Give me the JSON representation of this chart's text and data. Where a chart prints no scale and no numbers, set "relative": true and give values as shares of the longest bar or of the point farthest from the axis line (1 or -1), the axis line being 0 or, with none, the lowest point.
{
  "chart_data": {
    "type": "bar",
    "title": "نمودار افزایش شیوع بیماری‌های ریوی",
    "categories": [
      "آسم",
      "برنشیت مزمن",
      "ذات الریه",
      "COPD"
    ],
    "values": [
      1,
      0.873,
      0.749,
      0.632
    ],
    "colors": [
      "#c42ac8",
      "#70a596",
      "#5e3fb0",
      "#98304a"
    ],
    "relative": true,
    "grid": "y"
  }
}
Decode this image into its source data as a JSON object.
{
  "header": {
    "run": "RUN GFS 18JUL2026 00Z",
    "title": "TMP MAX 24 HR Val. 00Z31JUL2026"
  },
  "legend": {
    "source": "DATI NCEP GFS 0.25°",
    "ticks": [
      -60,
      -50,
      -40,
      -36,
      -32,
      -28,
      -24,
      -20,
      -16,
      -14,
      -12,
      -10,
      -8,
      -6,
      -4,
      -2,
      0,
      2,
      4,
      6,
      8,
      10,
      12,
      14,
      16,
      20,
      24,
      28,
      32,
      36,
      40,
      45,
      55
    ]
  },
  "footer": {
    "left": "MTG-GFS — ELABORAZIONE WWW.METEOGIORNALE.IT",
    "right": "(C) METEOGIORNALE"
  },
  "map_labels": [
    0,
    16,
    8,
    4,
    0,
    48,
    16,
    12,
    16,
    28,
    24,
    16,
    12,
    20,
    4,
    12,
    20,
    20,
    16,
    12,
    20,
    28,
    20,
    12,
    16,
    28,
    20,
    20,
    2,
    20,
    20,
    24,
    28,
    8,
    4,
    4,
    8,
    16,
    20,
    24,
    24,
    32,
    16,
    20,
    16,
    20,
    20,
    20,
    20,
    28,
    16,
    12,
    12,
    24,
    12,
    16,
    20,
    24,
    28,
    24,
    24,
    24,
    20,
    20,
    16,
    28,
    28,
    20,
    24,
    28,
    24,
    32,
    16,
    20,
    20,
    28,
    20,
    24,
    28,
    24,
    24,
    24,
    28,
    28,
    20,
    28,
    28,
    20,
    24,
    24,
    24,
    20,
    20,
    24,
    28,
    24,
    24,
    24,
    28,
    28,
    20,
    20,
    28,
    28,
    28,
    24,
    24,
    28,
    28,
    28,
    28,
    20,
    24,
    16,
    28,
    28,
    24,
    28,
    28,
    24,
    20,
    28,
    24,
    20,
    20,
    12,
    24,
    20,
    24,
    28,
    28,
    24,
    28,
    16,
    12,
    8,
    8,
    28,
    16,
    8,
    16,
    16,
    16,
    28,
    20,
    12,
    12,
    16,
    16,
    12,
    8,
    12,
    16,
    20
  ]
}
==========
(EXERCISE AIM):
From the listing above, collect every line that mentions the word "source".

(TASK ANSWER):
Decode this image into its source data as a JSON object.
    "source": "DATI NCEP GFS 0.25°",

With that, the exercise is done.